● TEXTAUSZUG:
Die Größe unserer jungen Seilschaft und die Kürze der Herbsttage brachte es dann mit sich, dass bei Einsetzen der Dämmerung weitere Gipfelziele für diesen Tag aufgegeben werden mussten.
Um für ausreichend Abwechslung und genügend Abendteuer für die Kinder zu sorgen, war als nächstes ein Höhlen-Tag eingeplant – ironischer Weise bei bestem Spätsommerwetter. Unsere Wanderung führt uns von Königstein hinauf zum Quirl. Durch unsere Befahrung im letzten Jahr mussten wir diesmal das Mundloch der Biwakhöhle (S2) nicht lange suchen. Spaß im Kriechgang gab's vor allem für die Kinder. Während nicht alle Erwachsenen das Bedürfnis verspürten, sich in den Einstieg zu falten, kann ich jetzt wenigsten den
bereits gebuchten Rebirthing-Kurs wieder absagen. Auch hier ist es eine Frage der Größe, nur unter umgekehrten Vorzeichen. Nach dem glitzernden Hauptraum der Biwakhöhle, konnte die Baumannhöhle kein Highlight mehr setzen. Dramaturgisch richtig sollte man die Befahrung in umgekehrter Reihenfolge planen.
Der letzte Tag vor Ort sollte dann ein reiner Männertag werden. Verglichen mit dem Tag am Gohrisch war unsere Seilschaft auf Drittel-Größe geschrumpft. Auch wenn wir als 4er-Team noch immer nicht so behände unterwegs sein konnten, verknüpften wir mit unserem frühen Start doch die Hoffnung auf mehrere Gipfel. Der Weg führte uns nach Rathen an die Gipfelgruppe rund um die Feldköpfe. Zunächst umrundeten wir dort die Feldwand fast komplett, bevor wir uns als Tagesauftakt für den Nordostweg (III) entschieden. Anschließend wollten wir den dortigen Felsnachbarn auf die namensgebenden Köpfe steigen.

● AUFGABEN:
A) Schreib aus dem Tourenbericht das Stück von „Die Größe unserer“ bis einschließlich „aufgegeben werden mussten.“ genau ab.
B) Schreib den Tourenbericht nach seinem letzten Satz weiter.

● DATENÜBERSICHT:
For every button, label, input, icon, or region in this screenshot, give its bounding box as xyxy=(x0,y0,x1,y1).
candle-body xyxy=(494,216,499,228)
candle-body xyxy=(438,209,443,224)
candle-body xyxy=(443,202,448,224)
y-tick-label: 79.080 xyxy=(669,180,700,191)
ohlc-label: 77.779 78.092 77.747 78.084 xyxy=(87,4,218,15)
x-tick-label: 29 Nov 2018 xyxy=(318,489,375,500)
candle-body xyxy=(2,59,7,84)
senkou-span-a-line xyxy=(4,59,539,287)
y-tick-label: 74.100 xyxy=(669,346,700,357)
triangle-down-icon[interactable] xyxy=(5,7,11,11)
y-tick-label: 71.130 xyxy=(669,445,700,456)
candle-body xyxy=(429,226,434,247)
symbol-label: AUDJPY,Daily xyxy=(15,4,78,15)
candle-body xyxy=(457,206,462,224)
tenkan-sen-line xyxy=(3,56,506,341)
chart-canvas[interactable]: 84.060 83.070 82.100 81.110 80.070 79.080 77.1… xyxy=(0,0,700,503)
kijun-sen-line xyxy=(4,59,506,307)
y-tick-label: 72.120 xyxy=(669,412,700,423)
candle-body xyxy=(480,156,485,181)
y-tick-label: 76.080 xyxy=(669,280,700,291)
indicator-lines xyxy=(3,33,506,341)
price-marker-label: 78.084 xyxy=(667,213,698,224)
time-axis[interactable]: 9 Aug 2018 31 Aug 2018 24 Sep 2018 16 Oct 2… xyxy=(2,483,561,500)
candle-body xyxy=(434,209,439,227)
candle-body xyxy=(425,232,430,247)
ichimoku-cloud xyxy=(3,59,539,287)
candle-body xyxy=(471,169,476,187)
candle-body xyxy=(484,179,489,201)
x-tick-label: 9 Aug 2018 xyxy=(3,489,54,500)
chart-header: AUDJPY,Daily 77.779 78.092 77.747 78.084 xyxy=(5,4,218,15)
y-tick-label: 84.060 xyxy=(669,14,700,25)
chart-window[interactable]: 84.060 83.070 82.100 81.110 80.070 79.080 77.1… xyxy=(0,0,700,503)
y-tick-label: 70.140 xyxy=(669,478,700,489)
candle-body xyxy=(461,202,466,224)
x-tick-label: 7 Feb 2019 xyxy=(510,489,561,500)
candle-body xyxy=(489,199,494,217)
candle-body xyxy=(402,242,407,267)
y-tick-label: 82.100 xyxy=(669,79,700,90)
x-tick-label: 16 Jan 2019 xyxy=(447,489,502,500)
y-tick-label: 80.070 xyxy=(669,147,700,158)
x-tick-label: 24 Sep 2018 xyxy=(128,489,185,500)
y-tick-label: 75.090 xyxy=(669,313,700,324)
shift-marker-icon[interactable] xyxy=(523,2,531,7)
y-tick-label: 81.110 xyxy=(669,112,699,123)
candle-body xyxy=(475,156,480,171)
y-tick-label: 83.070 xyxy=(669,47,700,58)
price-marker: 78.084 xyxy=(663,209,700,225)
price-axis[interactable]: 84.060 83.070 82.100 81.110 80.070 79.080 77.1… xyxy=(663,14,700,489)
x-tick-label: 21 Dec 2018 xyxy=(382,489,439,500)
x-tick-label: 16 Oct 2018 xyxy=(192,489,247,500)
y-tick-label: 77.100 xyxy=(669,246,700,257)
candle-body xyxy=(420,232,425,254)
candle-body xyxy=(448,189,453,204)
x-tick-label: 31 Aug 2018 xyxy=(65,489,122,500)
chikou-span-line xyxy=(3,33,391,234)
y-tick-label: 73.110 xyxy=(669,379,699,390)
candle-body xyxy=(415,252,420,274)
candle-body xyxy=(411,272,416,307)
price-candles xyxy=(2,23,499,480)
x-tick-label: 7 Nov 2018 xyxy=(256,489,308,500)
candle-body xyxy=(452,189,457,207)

● LÖSUNGEN:
A)
Die Größe unserer jungen Seilschaft und die Kürze der Herbsttage brachte es dann mit sich, dass bei Einsetzen der Dämmerung weitere Gipfelziele für diesen Tag aufgegeben werden mussten.

B)
Noch nicht sofort eingeplant war der Türkenkopf jedoch wider Erwarten kaum belagert. Nur eine weitere Seilschaft war zu Gange und holte bereits an der Südwand nach. Die Verlockungen des **-Weges waren groß, die Gelegenheit erschien günstig, nach kurzem Warten sollte es losgehen. Weil die beiden Kletterfreunde vor uns jedoch eine sehr bedächtig agierende Freundin in ihre Seilmitte genommen hatten, blieb uns mehr Zeit als gedacht für intensives Topoführerstudium. Hier stießen wir darauf, dass Jürgen
Schmeißer ein eigenes Symbol für unser Größenproblem vom ersten Tag aufgenommen und es – mit dem ihm offenbar eigenen Humor – auch mit einem ebenso drastischen wie bildlichen Namen versehen hat: Zwergentod.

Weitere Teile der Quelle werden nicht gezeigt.